◆ Stated goal:
Copy every line of the data exactly, leaving nothing out.

******************************

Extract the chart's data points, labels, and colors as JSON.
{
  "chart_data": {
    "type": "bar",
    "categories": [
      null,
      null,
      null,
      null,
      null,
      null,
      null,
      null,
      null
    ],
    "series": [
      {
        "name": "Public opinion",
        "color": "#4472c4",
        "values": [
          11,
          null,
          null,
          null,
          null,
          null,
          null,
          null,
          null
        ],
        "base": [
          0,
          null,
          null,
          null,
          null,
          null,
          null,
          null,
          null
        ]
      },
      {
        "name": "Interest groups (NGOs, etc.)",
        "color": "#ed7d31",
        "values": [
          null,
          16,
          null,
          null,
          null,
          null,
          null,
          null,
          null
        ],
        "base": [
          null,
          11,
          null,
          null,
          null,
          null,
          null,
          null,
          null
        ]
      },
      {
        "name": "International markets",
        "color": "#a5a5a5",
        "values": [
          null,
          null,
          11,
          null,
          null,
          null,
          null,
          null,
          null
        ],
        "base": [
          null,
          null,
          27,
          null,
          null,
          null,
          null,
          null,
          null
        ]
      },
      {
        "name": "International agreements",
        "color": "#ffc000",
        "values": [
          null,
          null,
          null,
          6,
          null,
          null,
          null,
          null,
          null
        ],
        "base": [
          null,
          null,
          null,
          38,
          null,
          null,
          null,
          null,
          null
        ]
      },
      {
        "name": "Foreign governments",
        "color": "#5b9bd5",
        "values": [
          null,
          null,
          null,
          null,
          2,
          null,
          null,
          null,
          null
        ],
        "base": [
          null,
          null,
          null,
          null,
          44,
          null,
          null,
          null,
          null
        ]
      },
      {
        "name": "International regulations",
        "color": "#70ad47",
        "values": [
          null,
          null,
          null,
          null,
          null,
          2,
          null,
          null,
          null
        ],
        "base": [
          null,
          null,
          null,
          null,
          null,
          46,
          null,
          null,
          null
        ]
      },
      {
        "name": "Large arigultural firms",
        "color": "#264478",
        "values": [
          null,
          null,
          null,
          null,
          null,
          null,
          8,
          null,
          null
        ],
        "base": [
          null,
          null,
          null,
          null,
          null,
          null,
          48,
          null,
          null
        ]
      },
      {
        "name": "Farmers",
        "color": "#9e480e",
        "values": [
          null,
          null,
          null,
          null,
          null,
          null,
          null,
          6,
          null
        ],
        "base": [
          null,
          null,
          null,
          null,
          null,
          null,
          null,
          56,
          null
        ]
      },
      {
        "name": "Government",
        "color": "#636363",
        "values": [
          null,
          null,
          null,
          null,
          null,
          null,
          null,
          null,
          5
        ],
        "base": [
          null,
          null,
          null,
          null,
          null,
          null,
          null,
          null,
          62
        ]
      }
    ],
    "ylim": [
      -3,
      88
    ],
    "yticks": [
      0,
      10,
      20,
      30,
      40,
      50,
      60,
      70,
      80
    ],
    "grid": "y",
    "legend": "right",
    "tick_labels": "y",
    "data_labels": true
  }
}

******************************

◆ The reply:
Extract the chart's data points, labels, and colors as JSON.
{
  "chart_data": {
    "type": "bar",
    "categories": [
      null,
      null,
      null,
      null,
      null,
      null,
      null,
      null,
      null
    ],
    "series": [
      {
        "name": "Public opinion",
        "color": "#4472c4",
        "values": [
          11,
          null,
          null,
          null,
          null,
          null,
          null,
          null,
          null
        ],
        "base": [
          0,
          null,
          null,
          null,
          null,
          null,
          null,
          null,
          null
        ]
      },
      {
        "name": "Interest groups (NGOs, etc.)",
        "color": "#ed7d31",
        "values": [
          null,
          16,
          null,
          null,
          null,
          null,
          null,
          null,
          null
        ],
        "base": [
          null,
          11,
          null,
          null,
          null,
          null,
          null,
          null,
          null
        ]
      },
      {
        "name": "International markets",
        "color": "#a5a5a5",
        "values": [
          null,
          null,
          11,
          null,
          null,
          null,
          null,
          null,
          null
        ],
        "base": [
          null,
          null,
          27,
          null,
          null,
          null,
          null,
          null,
          null
        ]
      },
      {
        "name": "International agreements",
        "color": "#ffc000",
        "values": [
          null,
          null,
          null,
          6,
          null,
          null,
          null,
          null,
          null
        ],
        "base": [
          null,
          null,
          null,
          38,
          null,
          null,
          null,
          null,
          null
        ]
      },
      {
        "name": "Foreign governments",
        "color": "#5b9bd5",
        "values": [
          null,
          null,
          null,
          null,
          2,
          null,
          null,
          null,
          null
        ],
        "base": [
          null,
          null,
          null,
          null,
          44,
          null,
          null,
          null,
          null
        ]
      },
      {
        "name": "International regulations",
        "color": "#70ad47",
        "values": [
          null,
          null,
          null,
          null,
          null,
          2,
          null,
          null,
          null
        ],
        "base": [
          null,
          null,
          null,
          null,
          null,
          46,
          null,
          null,
          null
        ]
      },
      {
        "name": "Large arigultural firms",
        "color": "#264478",
        "values": [
          null,
          null,
          null,
          null,
          null,
          null,
          8,
          null,
          null
        ],
        "base": [
          null,
          null,
          null,
          null,
          null,
          null,
          48,
          null,
          null
        ]
      },
      {
        "name": "Farmers",
        "color": "#9e480e",
        "values": [
          null,
          null,
          null,
          null,
          null,
          null,
          null,
          6,
          null
        ],
        "base": [
          null,
          null,
          null,
          null,
          null,
          null,
          null,
          56,
          null
        ]
      },
      {
        "name": "Government",
        "color": "#636363",
        "values": [
          null,
          null,
          null,
          null,
          null,
          null,
          null,
          null,
          5
        ],
        "base": [
          null,
          null,
          null,
          null,
          null,
          null,
          null,
          null,
          62
        ]
      }
    ],
    "ylim": [
      -3,
      88
    ],
    "yticks": [
      0,
      10,
      20,
      30,
      40,
      50,
      60,
      70,
      80
    ],
    "grid": "y",
    "legend": "right",
    "tick_labels": "y",
    "data_labels": true
  }
}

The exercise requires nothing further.